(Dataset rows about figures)
%%

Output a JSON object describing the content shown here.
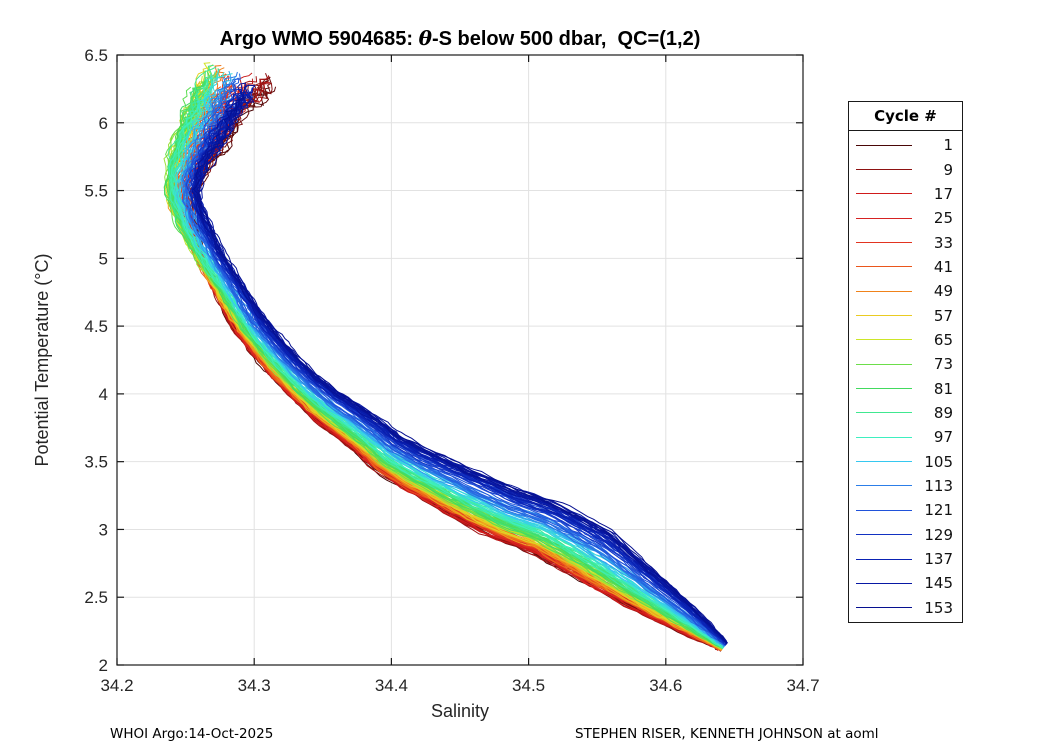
{
  "title": {
    "prefix": "Argo WMO 5904685: ",
    "theta": "θ",
    "suffix": "-S below 500 dbar,  QC=(1,2)"
  },
  "footer": {
    "left": "WHOI Argo:14-Oct-2025",
    "right": "STEPHEN RISER, KENNETH JOHNSON at aoml"
  },
  "chart_data": {
    "type": "line",
    "title": "Argo WMO 5904685: θ-S below 500 dbar,  QC=(1,2)",
    "xlabel": "Salinity",
    "ylabel": "Potential Temperature (°C)",
    "xlim": [
      34.2,
      34.7
    ],
    "ylim": [
      2,
      6.5
    ],
    "xticks": [
      34.2,
      34.3,
      34.4,
      34.5,
      34.6,
      34.7
    ],
    "xtick_labels": [
      "34.2",
      "34.3",
      "34.4",
      "34.5",
      "34.6",
      "34.7"
    ],
    "yticks": [
      2,
      2.5,
      3,
      3.5,
      4,
      4.5,
      5,
      5.5,
      6,
      6.5
    ],
    "ytick_labels": [
      "2",
      "2.5",
      "3",
      "3.5",
      "4",
      "4.5",
      "5",
      "5.5",
      "6",
      "6.5"
    ],
    "grid": true,
    "grid_color": "#e2e2e2",
    "axis_color": "#1a1a1a",
    "tick_label_color": "#262626",
    "legend_title": "Cycle #",
    "legend_position": "outside-right",
    "n_cycles": 153,
    "legend_entries": [
      {
        "label": "1",
        "color": "#4A0707"
      },
      {
        "label": "9",
        "color": "#8E1212"
      },
      {
        "label": "17",
        "color": "#D01A1A"
      },
      {
        "label": "25",
        "color": "#D62222"
      },
      {
        "label": "33",
        "color": "#E23420"
      },
      {
        "label": "41",
        "color": "#EA561C"
      },
      {
        "label": "49",
        "color": "#F0821A"
      },
      {
        "label": "57",
        "color": "#EACB22"
      },
      {
        "label": "65",
        "color": "#CCE628"
      },
      {
        "label": "73",
        "color": "#6CDE4A"
      },
      {
        "label": "81",
        "color": "#42DA5E"
      },
      {
        "label": "89",
        "color": "#40E890"
      },
      {
        "label": "97",
        "color": "#3EEFC0"
      },
      {
        "label": "105",
        "color": "#36C8F0"
      },
      {
        "label": "113",
        "color": "#2C7EE8"
      },
      {
        "label": "121",
        "color": "#2052DA"
      },
      {
        "label": "129",
        "color": "#1232C2"
      },
      {
        "label": "137",
        "color": "#0A22B4"
      },
      {
        "label": "145",
        "color": "#0818A4"
      },
      {
        "label": "153",
        "color": "#061090"
      }
    ],
    "colormap_stops": [
      "#4A0707",
      "#8E1212",
      "#D01A1A",
      "#D62222",
      "#E23420",
      "#EA561C",
      "#F0821A",
      "#EACB22",
      "#CCE628",
      "#6CDE4A",
      "#42DA5E",
      "#40E890",
      "#3EEFC0",
      "#36C8F0",
      "#2C7EE8",
      "#2052DA",
      "#1232C2",
      "#0A22B4",
      "#0818A4",
      "#061090"
    ],
    "backbone_mean_curve_S_theta": [
      [
        34.298,
        6.45
      ],
      [
        34.29,
        6.35
      ],
      [
        34.283,
        6.25
      ],
      [
        34.276,
        6.12
      ],
      [
        34.27,
        6.0
      ],
      [
        34.263,
        5.88
      ],
      [
        34.257,
        5.75
      ],
      [
        34.252,
        5.62
      ],
      [
        34.25,
        5.5
      ],
      [
        34.252,
        5.38
      ],
      [
        34.256,
        5.25
      ],
      [
        34.262,
        5.12
      ],
      [
        34.268,
        5.0
      ],
      [
        34.275,
        4.88
      ],
      [
        34.282,
        4.76
      ],
      [
        34.289,
        4.64
      ],
      [
        34.296,
        4.52
      ],
      [
        34.305,
        4.4
      ],
      [
        34.315,
        4.28
      ],
      [
        34.326,
        4.16
      ],
      [
        34.338,
        4.04
      ],
      [
        34.352,
        3.92
      ],
      [
        34.368,
        3.8
      ],
      [
        34.384,
        3.68
      ],
      [
        34.398,
        3.56
      ],
      [
        34.418,
        3.44
      ],
      [
        34.44,
        3.33
      ],
      [
        34.462,
        3.22
      ],
      [
        34.485,
        3.11
      ],
      [
        34.512,
        3.01
      ],
      [
        34.53,
        2.91
      ],
      [
        34.547,
        2.81
      ],
      [
        34.563,
        2.7
      ],
      [
        34.58,
        2.58
      ],
      [
        34.597,
        2.46
      ],
      [
        34.613,
        2.35
      ],
      [
        34.627,
        2.25
      ],
      [
        34.638,
        2.17
      ],
      [
        34.644,
        2.12
      ]
    ]
  }
}
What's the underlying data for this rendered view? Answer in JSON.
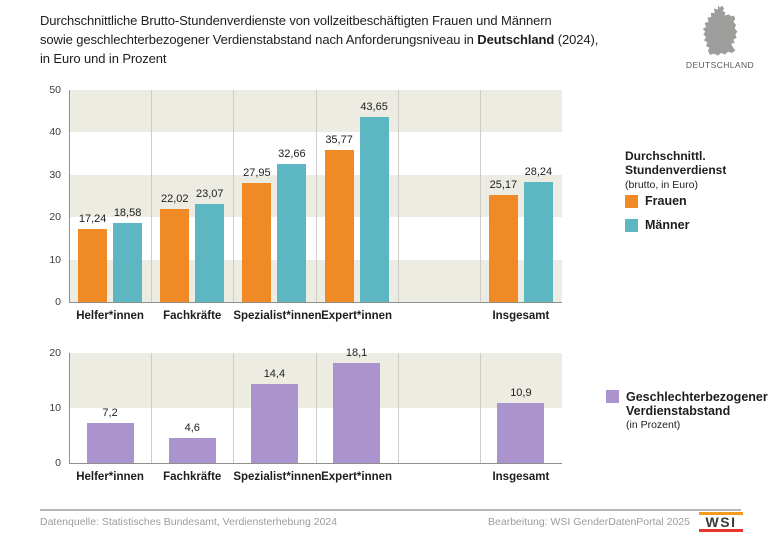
{
  "title": {
    "line1": "Durchschnittliche Brutto-Stundenverdienste von vollzeitbeschäftigten Frauen und Männern",
    "line2_prefix": "sowie geschlechterbezogener Verdienstabstand nach Anforderungsniveau in ",
    "line2_bold": "Deutschland",
    "line2_suffix": " (2024),",
    "line3": "in Euro und in Prozent"
  },
  "map": {
    "caption": "DEUTSCHLAND"
  },
  "colors": {
    "orange": "#EF8A25",
    "teal": "#5CB7C3",
    "purple": "#AB94CE",
    "band": "#EDECE3",
    "grid": "#CDCCC7",
    "axis": "#8F8F8C",
    "muted": "#9C9C9B",
    "map_gray": "#9D9D9C",
    "logo_orange": "#F59C1C",
    "logo_red": "#E5352E"
  },
  "chart_data": [
    {
      "type": "bar",
      "title": "Durchschnittl. Stundenverdienst (brutto, in Euro)",
      "categories": [
        "Helfer*innen",
        "Fachkräfte",
        "Spezialist*innen",
        "Expert*innen",
        "Insgesamt"
      ],
      "slots": [
        0,
        1,
        2,
        3,
        5
      ],
      "num_slots": 6,
      "series": [
        {
          "name": "Frauen",
          "color_key": "orange",
          "values": [
            17.24,
            22.02,
            27.95,
            35.77,
            25.17
          ],
          "labels": [
            "17,24",
            "22,02",
            "27,95",
            "35,77",
            "25,17"
          ]
        },
        {
          "name": "Männer",
          "color_key": "teal",
          "values": [
            18.58,
            23.07,
            32.66,
            43.65,
            28.24
          ],
          "labels": [
            "18,58",
            "23,07",
            "32,66",
            "43,65",
            "28,24"
          ]
        }
      ],
      "ylim": [
        0,
        50
      ],
      "ytick_step": 10,
      "yticks": [
        "0",
        "10",
        "20",
        "30",
        "40",
        "50"
      ],
      "grid": "alternating horizontal bands, vertical category separators",
      "legend_position": "right"
    },
    {
      "type": "bar",
      "title": "Geschlechterbezogener Verdienstabstand (in Prozent)",
      "categories": [
        "Helfer*innen",
        "Fachkräfte",
        "Spezialist*innen",
        "Expert*innen",
        "Insgesamt"
      ],
      "slots": [
        0,
        1,
        2,
        3,
        5
      ],
      "num_slots": 6,
      "series": [
        {
          "name": "Geschlechterbezogener Verdienstabstand",
          "color_key": "purple",
          "values": [
            7.2,
            4.6,
            14.4,
            18.1,
            10.9
          ],
          "labels": [
            "7,2",
            "4,6",
            "14,4",
            "18,1",
            "10,9"
          ]
        }
      ],
      "ylim": [
        0,
        20
      ],
      "ytick_step": 10,
      "yticks": [
        "0",
        "10",
        "20"
      ],
      "grid": "alternating horizontal bands, vertical category separators",
      "legend_position": "right"
    }
  ],
  "legend_top": {
    "title_line1": "Durchschnittl.",
    "title_line2": "Stundenverdienst",
    "subtitle": "(brutto, in Euro)",
    "items": [
      {
        "label": "Frauen",
        "color_key": "orange"
      },
      {
        "label": "Männer",
        "color_key": "teal"
      }
    ]
  },
  "legend_bottom": {
    "line1": "Geschlechterbezogener",
    "line2": "Verdienstabstand",
    "subtitle": "(in Prozent)",
    "color_key": "purple"
  },
  "footer": {
    "source": "Datenquelle: Statistisches Bundesamt, Verdiensterhebung 2024",
    "editing": "Bearbeitung: WSI GenderDatenPortal 2025",
    "logo": "WSI"
  }
}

%%

Copy down every line of the material above that includes the string "dbar".

    "suffix": "-S below 500 dbar,  QC=(1,2)"
    "title": "Argo WMO 5904685: θ-S below 500 dbar,  QC=(1,2)",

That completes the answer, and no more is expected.